┏━━

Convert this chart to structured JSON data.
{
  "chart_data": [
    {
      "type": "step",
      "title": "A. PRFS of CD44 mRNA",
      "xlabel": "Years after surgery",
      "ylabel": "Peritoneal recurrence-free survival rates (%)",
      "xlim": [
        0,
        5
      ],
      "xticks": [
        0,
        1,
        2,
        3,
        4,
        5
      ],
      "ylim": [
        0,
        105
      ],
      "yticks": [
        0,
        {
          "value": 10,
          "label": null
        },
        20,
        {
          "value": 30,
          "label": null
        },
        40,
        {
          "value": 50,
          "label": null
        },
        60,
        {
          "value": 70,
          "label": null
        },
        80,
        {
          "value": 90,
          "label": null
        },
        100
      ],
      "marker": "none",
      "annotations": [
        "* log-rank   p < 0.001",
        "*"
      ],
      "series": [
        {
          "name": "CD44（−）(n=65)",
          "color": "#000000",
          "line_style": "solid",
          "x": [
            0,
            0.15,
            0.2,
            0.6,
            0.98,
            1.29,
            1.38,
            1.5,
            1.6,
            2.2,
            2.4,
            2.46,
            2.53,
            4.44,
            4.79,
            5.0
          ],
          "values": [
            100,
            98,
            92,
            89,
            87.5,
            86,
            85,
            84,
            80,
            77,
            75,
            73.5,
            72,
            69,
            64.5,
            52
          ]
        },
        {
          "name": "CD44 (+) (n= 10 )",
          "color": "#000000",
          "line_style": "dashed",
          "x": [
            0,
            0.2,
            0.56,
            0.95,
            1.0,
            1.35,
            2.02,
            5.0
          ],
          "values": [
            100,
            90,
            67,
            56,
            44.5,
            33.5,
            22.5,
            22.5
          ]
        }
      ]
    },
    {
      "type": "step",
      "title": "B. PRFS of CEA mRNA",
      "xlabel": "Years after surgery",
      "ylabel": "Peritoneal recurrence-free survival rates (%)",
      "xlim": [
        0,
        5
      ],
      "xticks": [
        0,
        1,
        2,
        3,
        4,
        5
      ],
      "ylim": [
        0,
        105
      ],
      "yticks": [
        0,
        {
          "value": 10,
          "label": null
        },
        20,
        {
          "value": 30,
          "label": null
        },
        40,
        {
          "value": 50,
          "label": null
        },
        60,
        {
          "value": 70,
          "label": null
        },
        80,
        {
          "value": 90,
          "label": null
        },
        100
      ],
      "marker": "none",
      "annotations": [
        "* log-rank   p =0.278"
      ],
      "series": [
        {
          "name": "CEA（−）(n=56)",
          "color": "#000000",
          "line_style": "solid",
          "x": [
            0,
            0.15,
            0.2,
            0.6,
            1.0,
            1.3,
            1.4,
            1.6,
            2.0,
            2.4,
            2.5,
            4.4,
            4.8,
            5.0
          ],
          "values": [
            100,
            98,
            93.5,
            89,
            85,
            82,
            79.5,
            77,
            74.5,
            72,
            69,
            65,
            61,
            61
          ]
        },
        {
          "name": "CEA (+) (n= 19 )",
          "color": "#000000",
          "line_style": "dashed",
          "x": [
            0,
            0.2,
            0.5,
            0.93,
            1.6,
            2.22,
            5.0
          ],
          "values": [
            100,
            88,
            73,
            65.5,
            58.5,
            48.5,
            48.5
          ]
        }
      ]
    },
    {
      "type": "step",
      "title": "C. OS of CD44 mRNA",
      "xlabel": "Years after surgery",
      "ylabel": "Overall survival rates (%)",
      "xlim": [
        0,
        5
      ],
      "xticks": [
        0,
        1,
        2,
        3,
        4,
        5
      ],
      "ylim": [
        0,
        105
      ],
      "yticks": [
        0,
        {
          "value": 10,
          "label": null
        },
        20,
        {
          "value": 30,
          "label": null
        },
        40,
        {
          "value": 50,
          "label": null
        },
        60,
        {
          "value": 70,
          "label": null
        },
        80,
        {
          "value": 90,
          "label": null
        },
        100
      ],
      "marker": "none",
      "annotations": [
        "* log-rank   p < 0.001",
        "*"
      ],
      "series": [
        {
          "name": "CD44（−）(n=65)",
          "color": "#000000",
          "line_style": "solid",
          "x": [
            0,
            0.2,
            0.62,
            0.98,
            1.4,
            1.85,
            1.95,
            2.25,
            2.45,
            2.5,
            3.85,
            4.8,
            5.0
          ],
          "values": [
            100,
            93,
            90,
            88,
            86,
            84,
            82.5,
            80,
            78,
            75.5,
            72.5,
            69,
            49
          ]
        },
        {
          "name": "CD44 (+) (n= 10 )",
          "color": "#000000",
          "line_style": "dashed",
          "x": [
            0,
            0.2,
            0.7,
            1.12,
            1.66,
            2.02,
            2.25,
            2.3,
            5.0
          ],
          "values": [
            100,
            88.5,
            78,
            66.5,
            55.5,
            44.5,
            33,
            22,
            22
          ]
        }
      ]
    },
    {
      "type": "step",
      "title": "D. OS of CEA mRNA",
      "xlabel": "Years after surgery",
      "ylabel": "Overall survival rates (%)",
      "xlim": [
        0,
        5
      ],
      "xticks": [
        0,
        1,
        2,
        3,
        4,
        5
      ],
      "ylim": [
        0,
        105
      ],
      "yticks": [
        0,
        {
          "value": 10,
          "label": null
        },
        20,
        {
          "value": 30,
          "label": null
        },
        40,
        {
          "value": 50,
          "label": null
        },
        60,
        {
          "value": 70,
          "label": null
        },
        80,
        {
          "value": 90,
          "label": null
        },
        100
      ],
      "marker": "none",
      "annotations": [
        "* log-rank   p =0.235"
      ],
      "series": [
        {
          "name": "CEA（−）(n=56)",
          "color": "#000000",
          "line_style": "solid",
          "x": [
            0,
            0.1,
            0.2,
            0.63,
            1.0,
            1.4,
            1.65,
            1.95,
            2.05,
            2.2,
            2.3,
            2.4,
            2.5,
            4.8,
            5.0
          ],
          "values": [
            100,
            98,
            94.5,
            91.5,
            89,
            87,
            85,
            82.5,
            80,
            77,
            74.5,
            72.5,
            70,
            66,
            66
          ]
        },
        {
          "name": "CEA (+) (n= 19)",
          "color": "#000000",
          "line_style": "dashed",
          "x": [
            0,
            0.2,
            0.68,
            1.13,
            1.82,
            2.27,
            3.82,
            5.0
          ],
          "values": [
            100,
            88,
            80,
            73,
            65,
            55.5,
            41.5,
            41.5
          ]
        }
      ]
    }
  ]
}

┗━━

ACTIVITY: The records above are to be repeated in full, word for word.

RESPONSE BOX:
Convert this chart to structured JSON data.
{
  "chart_data": [
    {
      "type": "step",
      "title": "A. PRFS of CD44 mRNA",
      "xlabel": "Years after surgery",
      "ylabel": "Peritoneal recurrence-free survival rates (%)",
      "xlim": [
        0,
        5
      ],
      "xticks": [
        0,
        1,
        2,
        3,
        4,
        5
      ],
      "ylim": [
        0,
        105
      ],
      "yticks": [
        0,
        {
          "value": 10,
          "label": null
        },
        20,
        {
          "value": 30,
          "label": null
        },
        40,
        {
          "value": 50,
          "label": null
        },
        60,
        {
          "value": 70,
          "label": null
        },
        80,
        {
          "value": 90,
          "label": null
        },
        100
      ],
      "marker": "none",
      "annotations": [
        "* log-rank   p < 0.001",
        "*"
      ],
      "series": [
        {
          "name": "CD44（−）(n=65)",
          "color": "#000000",
          "line_style": "solid",
          "x": [
            0,
            0.15,
            0.2,
            0.6,
            0.98,
            1.29,
            1.38,
            1.5,
            1.6,
            2.2,
            2.4,
            2.46,
            2.53,
            4.44,
            4.79,
            5.0
          ],
          "values": [
            100,
            98,
            92,
            89,
            87.5,
            86,
            85,
            84,
            80,
            77,
            75,
            73.5,
            72,
            69,
            64.5,
            52
          ]
        },
        {
          "name": "CD44 (+) (n= 10 )",
          "color": "#000000",
          "line_style": "dashed",
          "x": [
            0,
            0.2,
            0.56,
            0.95,
            1.0,
            1.35,
            2.02,
            5.0
          ],
          "values": [
            100,
            90,
            67,
            56,
            44.5,
            33.5,
            22.5,
            22.5
          ]
        }
      ]
    },
    {
      "type": "step",
      "title": "B. PRFS of CEA mRNA",
      "xlabel": "Years after surgery",
      "ylabel": "Peritoneal recurrence-free survival rates (%)",
      "xlim": [
        0,
        5
      ],
      "xticks": [
        0,
        1,
        2,
        3,
        4,
        5
      ],
      "ylim": [
        0,
        105
      ],
      "yticks": [
        0,
        {
          "value": 10,
          "label": null
        },
        20,
        {
          "value": 30,
          "label": null
        },
        40,
        {
          "value": 50,
          "label": null
        },
        60,
        {
          "value": 70,
          "label": null
        },
        80,
        {
          "value": 90,
          "label": null
        },
        100
      ],
      "marker": "none",
      "annotations": [
        "* log-rank   p =0.278"
      ],
      "series": [
        {
          "name": "CEA（−）(n=56)",
          "color": "#000000",
          "line_style": "solid",
          "x": [
            0,
            0.15,
            0.2,
            0.6,
            1.0,
            1.3,
            1.4,
            1.6,
            2.0,
            2.4,
            2.5,
            4.4,
            4.8,
            5.0
          ],
          "values": [
            100,
            98,
            93.5,
            89,
            85,
            82,
            79.5,
            77,
            74.5,
            72,
            69,
            65,
            61,
            61
          ]
        },
        {
          "name": "CEA (+) (n= 19 )",
          "color": "#000000",
          "line_style": "dashed",
          "x": [
            0,
            0.2,
            0.5,
            0.93,
            1.6,
            2.22,
            5.0
          ],
          "values": [
            100,
            88,
            73,
            65.5,
            58.5,
            48.5,
            48.5
          ]
        }
      ]
    },
    {
      "type": "step",
      "title": "C. OS of CD44 mRNA",
      "xlabel": "Years after surgery",
      "ylabel": "Overall survival rates (%)",
      "xlim": [
        0,
        5
      ],
      "xticks": [
        0,
        1,
        2,
        3,
        4,
        5
      ],
      "ylim": [
        0,
        105
      ],
      "yticks": [
        0,
        {
          "value": 10,
          "label": null
        },
        20,
        {
          "value": 30,
          "label": null
        },
        40,
        {
          "value": 50,
          "label": null
        },
        60,
        {
          "value": 70,
          "label": null
        },
        80,
        {
          "value": 90,
          "label": null
        },
        100
      ],
      "marker": "none",
      "annotations": [
        "* log-rank   p < 0.001",
        "*"
      ],
      "series": [
        {
          "name": "CD44（−）(n=65)",
          "color": "#000000",
          "line_style": "solid",
          "x": [
            0,
            0.2,
            0.62,
            0.98,
            1.4,
            1.85,
            1.95,
            2.25,
            2.45,
            2.5,
            3.85,
            4.8,
            5.0
          ],
          "values": [
            100,
            93,
            90,
            88,
            86,
            84,
            82.5,
            80,
            78,
            75.5,
            72.5,
            69,
            49
          ]
        },
        {
          "name": "CD44 (+) (n= 10 )",
          "color": "#000000",
          "line_style": "dashed",
          "x": [
            0,
            0.2,
            0.7,
            1.12,
            1.66,
            2.02,
            2.25,
            2.3,
            5.0
          ],
          "values": [
            100,
            88.5,
            78,
            66.5,
            55.5,
            44.5,
            33,
            22,
            22
          ]
        }
      ]
    },
    {
      "type": "step",
      "title": "D. OS of CEA mRNA",
      "xlabel": "Years after surgery",
      "ylabel": "Overall survival rates (%)",
      "xlim": [
        0,
        5
      ],
      "xticks": [
        0,
        1,
        2,
        3,
        4,
        5
      ],
      "ylim": [
        0,
        105
      ],
      "yticks": [
        0,
        {
          "value": 10,
          "label": null
        },
        20,
        {
          "value": 30,
          "label": null
        },
        40,
        {
          "value": 50,
          "label": null
        },
        60,
        {
          "value": 70,
          "label": null
        },
        80,
        {
          "value": 90,
          "label": null
        },
        100
      ],
      "marker": "none",
      "annotations": [
        "* log-rank   p =0.235"
      ],
      "series": [
        {
          "name": "CEA（−）(n=56)",
          "color": "#000000",
          "line_style": "solid",
          "x": [
            0,
            0.1,
            0.2,
            0.63,
            1.0,
            1.4,
            1.65,
            1.95,
            2.05,
            2.2,
            2.3,
            2.4,
            2.5,
            4.8,
            5.0
          ],
          "values": [
            100,
            98,
            94.5,
            91.5,
            89,
            87,
            85,
            82.5,
            80,
            77,
            74.5,
            72.5,
            70,
            66,
            66
          ]
        },
        {
          "name": "CEA (+) (n= 19)",
          "color": "#000000",
          "line_style": "dashed",
          "x": [
            0,
            0.2,
            0.68,
            1.13,
            1.82,
            2.27,
            3.82,
            5.0
          ],
          "values": [
            100,
            88,
            80,
            73,
            65,
            55.5,
            41.5,
            41.5
          ]
        }
      ]
    }
  ]
}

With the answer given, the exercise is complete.